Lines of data

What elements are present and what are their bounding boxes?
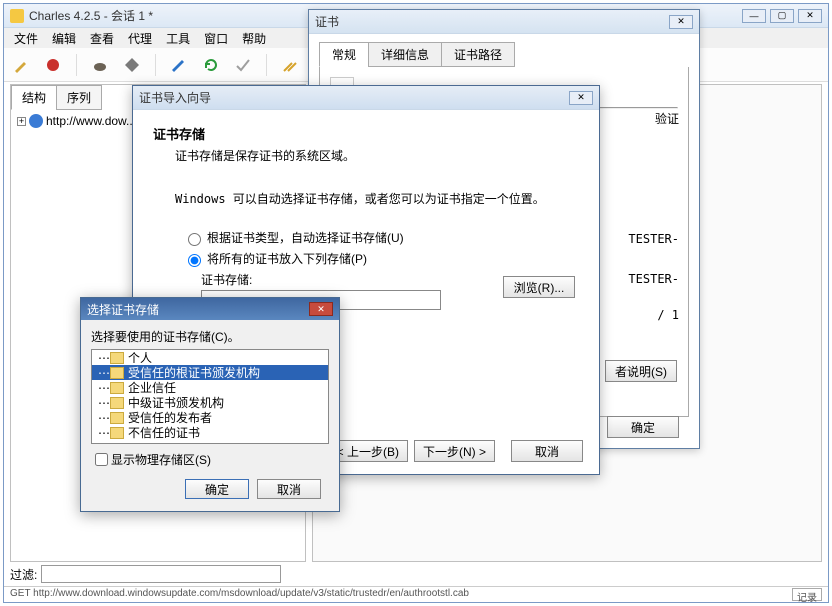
repeat-icon[interactable]: [202, 56, 220, 74]
folder-icon: [110, 382, 124, 394]
check-icon[interactable]: [234, 56, 252, 74]
wizard-hint: Windows 可以自动选择证书存储，或者您可以为证书指定一个位置。: [175, 190, 579, 207]
cert-tabs: 常规 详细信息 证书路径: [319, 42, 689, 67]
store-item-untrusted[interactable]: ⋯不信任的证书: [92, 425, 328, 440]
menu-edit[interactable]: 编辑: [46, 28, 82, 49]
wizard-footer: < 上一步(B) 下一步(N) > 取消: [328, 440, 583, 462]
radio-auto[interactable]: 根据证书类型，自动选择证书存储(U): [183, 229, 579, 246]
store-label: 证书存储:: [201, 271, 252, 288]
status-text: GET http://www.download.windowsupdate.co…: [10, 588, 469, 601]
wizard-sub: 证书存储是保存证书的系统区域。: [175, 147, 579, 164]
store-dialog-prompt: 选择要使用的证书存储(C)。: [91, 328, 329, 345]
menu-file[interactable]: 文件: [8, 28, 44, 49]
wizard-body: 证书存储 证书存储是保存证书的系统区域。 Windows 可以自动选择证书存储，…: [133, 110, 599, 324]
cert-tester-1: TESTER-: [628, 232, 679, 246]
tab-structure[interactable]: 结构: [11, 85, 57, 110]
store-cancel-button[interactable]: 取消: [257, 479, 321, 499]
store-ok-button[interactable]: 确定: [185, 479, 249, 499]
tools-icon[interactable]: [281, 56, 299, 74]
store-item-trusted-root[interactable]: ⋯受信任的根证书颁发机构: [92, 365, 328, 380]
menu-proxy[interactable]: 代理: [122, 28, 158, 49]
radio-manual[interactable]: 将所有的证书放入下列存储(P): [183, 250, 579, 267]
cert-tester-2: TESTER-: [628, 272, 679, 286]
folder-icon: [110, 412, 124, 424]
folder-icon: [110, 352, 124, 364]
filter-label: 过滤:: [10, 566, 37, 583]
next-button[interactable]: 下一步(N) >: [414, 440, 495, 462]
store-dialog-title: 选择证书存储: [87, 301, 309, 318]
wizard-heading: 证书存储: [153, 124, 579, 143]
cert-ok-button[interactable]: 确定: [607, 416, 679, 438]
radio-auto-label: 根据证书类型，自动选择证书存储(U): [207, 229, 404, 246]
select-store-dialog: 选择证书存储 ✕ 选择要使用的证书存储(C)。 ⋯个人 ⋯受信任的根证书颁发机构…: [80, 297, 340, 512]
toolbar-separator: [76, 54, 77, 76]
wizard-close-button[interactable]: ✕: [569, 91, 593, 105]
store-dialog-titlebar: 选择证书存储 ✕: [81, 298, 339, 320]
menu-tools[interactable]: 工具: [160, 28, 196, 49]
store-item-personal[interactable]: ⋯个人: [92, 350, 328, 365]
store-dialog-close-button[interactable]: ✕: [309, 302, 333, 316]
cert-tab-general[interactable]: 常规: [319, 42, 369, 67]
wizard-cancel-button[interactable]: 取消: [511, 440, 583, 462]
expand-icon[interactable]: +: [17, 117, 26, 126]
store-item-enterprise[interactable]: ⋯企业信任: [92, 380, 328, 395]
store-item-trusted-pub[interactable]: ⋯受信任的发布者: [92, 410, 328, 425]
edit-icon[interactable]: [170, 56, 188, 74]
status-bar: GET http://www.download.windowsupdate.co…: [4, 586, 828, 602]
menu-help[interactable]: 帮助: [236, 28, 272, 49]
cert-titlebar: 证书 ✕: [309, 10, 699, 34]
minimize-button[interactable]: —: [742, 9, 766, 23]
radio-auto-input[interactable]: [188, 233, 201, 246]
menu-view[interactable]: 查看: [84, 28, 120, 49]
filter-input[interactable]: [41, 565, 281, 583]
globe-icon: [29, 114, 43, 128]
cert-footer: 确定: [607, 416, 679, 438]
window-controls: — ▢ ✕: [742, 9, 822, 23]
app-icon: [10, 9, 24, 23]
turtle-icon[interactable]: [91, 56, 109, 74]
cert-title: 证书: [315, 13, 669, 30]
show-physical-label: 显示物理存储区(S): [111, 451, 211, 468]
wizard-titlebar: 证书导入向导 ✕: [133, 86, 599, 110]
cert-seq: / 1: [657, 308, 679, 322]
radio-manual-label: 将所有的证书放入下列存储(P): [207, 250, 367, 267]
store-item-intermediate[interactable]: ⋯中级证书颁发机构: [92, 395, 328, 410]
show-physical-row[interactable]: 显示物理存储区(S): [91, 450, 329, 469]
cert-tab-details[interactable]: 详细信息: [368, 42, 442, 67]
wizard-title: 证书导入向导: [139, 89, 569, 106]
broom-icon[interactable]: [12, 56, 30, 74]
menu-window[interactable]: 窗口: [198, 28, 234, 49]
tab-sequence[interactable]: 序列: [56, 85, 102, 110]
folder-icon: [110, 367, 124, 379]
cert-close-button[interactable]: ✕: [669, 15, 693, 29]
folder-icon: [110, 397, 124, 409]
record-icon[interactable]: [44, 56, 62, 74]
folder-icon: [110, 427, 124, 439]
filter-bar: 过滤:: [10, 562, 822, 586]
toolbar-separator: [155, 54, 156, 76]
store-dialog-body: 选择要使用的证书存储(C)。 ⋯个人 ⋯受信任的根证书颁发机构 ⋯企业信任 ⋯中…: [81, 320, 339, 507]
radio-manual-input[interactable]: [188, 254, 201, 267]
store-dialog-footer: 确定 取消: [91, 479, 329, 499]
breakpoint-icon[interactable]: [123, 56, 141, 74]
record-indicator[interactable]: 记录: [792, 588, 822, 601]
cert-verify-text: 验证: [655, 110, 679, 127]
browse-button[interactable]: 浏览(R)...: [503, 276, 575, 298]
close-button[interactable]: ✕: [798, 9, 822, 23]
toolbar-separator: [266, 54, 267, 76]
store-list[interactable]: ⋯个人 ⋯受信任的根证书颁发机构 ⋯企业信任 ⋯中级证书颁发机构 ⋯受信任的发布…: [91, 349, 329, 444]
issuer-statement-button[interactable]: 者说明(S): [605, 360, 677, 382]
maximize-button[interactable]: ▢: [770, 9, 794, 23]
show-physical-checkbox[interactable]: [95, 453, 108, 466]
cert-tab-path[interactable]: 证书路径: [441, 42, 515, 67]
tree-item-label: http://www.dow...: [46, 114, 136, 128]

▶ **Exercise prompt**:
Rewrite the entries with "folder-icon" renamed to "directory-icon" and everything else unchanged. Omit the pictures from your answer.

▶ **Exercise result**:
What elements are present and what are their bounding boxes?
repeat-icon[interactable]: [202, 56, 220, 74]
directory-icon: [110, 382, 124, 394]
check-icon[interactable]: [234, 56, 252, 74]
wizard-hint: Windows 可以自动选择证书存储，或者您可以为证书指定一个位置。: [175, 190, 579, 207]
cert-tabs: 常规 详细信息 证书路径: [319, 42, 689, 67]
store-item-untrusted[interactable]: ⋯不信任的证书: [92, 425, 328, 440]
menu-edit[interactable]: 编辑: [46, 28, 82, 49]
wizard-footer: < 上一步(B) 下一步(N) > 取消: [328, 440, 583, 462]
radio-auto[interactable]: 根据证书类型，自动选择证书存储(U): [183, 229, 579, 246]
store-label: 证书存储:: [201, 271, 252, 288]
status-text: GET http://www.download.windowsupdate.co…: [10, 588, 469, 601]
wizard-sub: 证书存储是保存证书的系统区域。: [175, 147, 579, 164]
store-dialog-prompt: 选择要使用的证书存储(C)。: [91, 328, 329, 345]
menu-file[interactable]: 文件: [8, 28, 44, 49]
wizard-body: 证书存储 证书存储是保存证书的系统区域。 Windows 可以自动选择证书存储，…: [133, 110, 599, 324]
cert-tester-1: TESTER-: [628, 232, 679, 246]
tab-structure[interactable]: 结构: [11, 85, 57, 110]
store-cancel-button[interactable]: 取消: [257, 479, 321, 499]
store-ok-button[interactable]: 确定: [185, 479, 249, 499]
tools-icon[interactable]: [281, 56, 299, 74]
store-item-trusted-root[interactable]: ⋯受信任的根证书颁发机构: [92, 365, 328, 380]
menu-proxy[interactable]: 代理: [122, 28, 158, 49]
radio-manual[interactable]: 将所有的证书放入下列存储(P): [183, 250, 579, 267]
cert-tester-2: TESTER-: [628, 272, 679, 286]
directory-icon: [110, 412, 124, 424]
directory-icon: [110, 352, 124, 364]
filter-label: 过滤:: [10, 566, 37, 583]
next-button[interactable]: 下一步(N) >: [414, 440, 495, 462]
store-dialog-title: 选择证书存储: [87, 301, 309, 318]
wizard-heading: 证书存储: [153, 124, 579, 143]
cert-ok-button[interactable]: 确定: [607, 416, 679, 438]
radio-auto-label: 根据证书类型，自动选择证书存储(U): [207, 229, 404, 246]
select-store-dialog: 选择证书存储 ✕ 选择要使用的证书存储(C)。 ⋯个人 ⋯受信任的根证书颁发机构…: [80, 297, 340, 512]
toolbar-separator: [76, 54, 77, 76]
wizard-close-button[interactable]: ✕: [569, 91, 593, 105]
store-dialog-titlebar: 选择证书存储 ✕: [81, 298, 339, 320]
menu-tools[interactable]: 工具: [160, 28, 196, 49]
store-item-personal[interactable]: ⋯个人: [92, 350, 328, 365]
store-dialog-close-button[interactable]: ✕: [309, 302, 333, 316]
cert-tab-general[interactable]: 常规: [319, 42, 369, 67]
wizard-cancel-button[interactable]: 取消: [511, 440, 583, 462]
expand-icon[interactable]: +: [17, 117, 26, 126]
store-item-enterprise[interactable]: ⋯企业信任: [92, 380, 328, 395]
store-item-trusted-pub[interactable]: ⋯受信任的发布者: [92, 410, 328, 425]
edit-icon[interactable]: [170, 56, 188, 74]
status-bar: GET http://www.download.windowsupdate.co…: [4, 586, 828, 602]
menu-help[interactable]: 帮助: [236, 28, 272, 49]
cert-titlebar: 证书 ✕: [309, 10, 699, 34]
minimize-button[interactable]: —: [742, 9, 766, 23]
radio-auto-input[interactable]: [188, 233, 201, 246]
menu-view[interactable]: 查看: [84, 28, 120, 49]
filter-input[interactable]: [41, 565, 281, 583]
globe-icon: [29, 114, 43, 128]
cert-footer: 确定: [607, 416, 679, 438]
window-controls: — ▢ ✕: [742, 9, 822, 23]
app-icon: [10, 9, 24, 23]
turtle-icon[interactable]: [91, 56, 109, 74]
cert-title: 证书: [315, 13, 669, 30]
show-physical-label: 显示物理存储区(S): [111, 451, 211, 468]
wizard-titlebar: 证书导入向导 ✕: [133, 86, 599, 110]
cert-seq: / 1: [657, 308, 679, 322]
radio-manual-label: 将所有的证书放入下列存储(P): [207, 250, 367, 267]
store-item-intermediate[interactable]: ⋯中级证书颁发机构: [92, 395, 328, 410]
show-physical-row[interactable]: 显示物理存储区(S): [91, 450, 329, 469]
cert-tab-details[interactable]: 详细信息: [368, 42, 442, 67]
wizard-title: 证书导入向导: [139, 89, 569, 106]
broom-icon[interactable]: [12, 56, 30, 74]
menu-window[interactable]: 窗口: [198, 28, 234, 49]
tab-sequence[interactable]: 序列: [56, 85, 102, 110]
directory-icon: [110, 367, 124, 379]
cert-close-button[interactable]: ✕: [669, 15, 693, 29]
directory-icon: [110, 397, 124, 409]
record-icon[interactable]: [44, 56, 62, 74]
directory-icon: [110, 427, 124, 439]
filter-bar: 过滤:: [10, 562, 822, 586]
toolbar-separator: [155, 54, 156, 76]
store-dialog-body: 选择要使用的证书存储(C)。 ⋯个人 ⋯受信任的根证书颁发机构 ⋯企业信任 ⋯中…: [81, 320, 339, 507]
radio-manual-input[interactable]: [188, 254, 201, 267]
store-dialog-footer: 确定 取消: [91, 479, 329, 499]
breakpoint-icon[interactable]: [123, 56, 141, 74]
record-indicator[interactable]: 记录: [792, 588, 822, 601]
cert-verify-text: 验证: [655, 110, 679, 127]
browse-button[interactable]: 浏览(R)...: [503, 276, 575, 298]
close-button[interactable]: ✕: [798, 9, 822, 23]
toolbar-separator: [266, 54, 267, 76]
store-list[interactable]: ⋯个人 ⋯受信任的根证书颁发机构 ⋯企业信任 ⋯中级证书颁发机构 ⋯受信任的发布…: [91, 349, 329, 444]
issuer-statement-button[interactable]: 者说明(S): [605, 360, 677, 382]
maximize-button[interactable]: ▢: [770, 9, 794, 23]
show-physical-checkbox[interactable]: [95, 453, 108, 466]
cert-tab-path[interactable]: 证书路径: [441, 42, 515, 67]
tree-item-label: http://www.dow...: [46, 114, 136, 128]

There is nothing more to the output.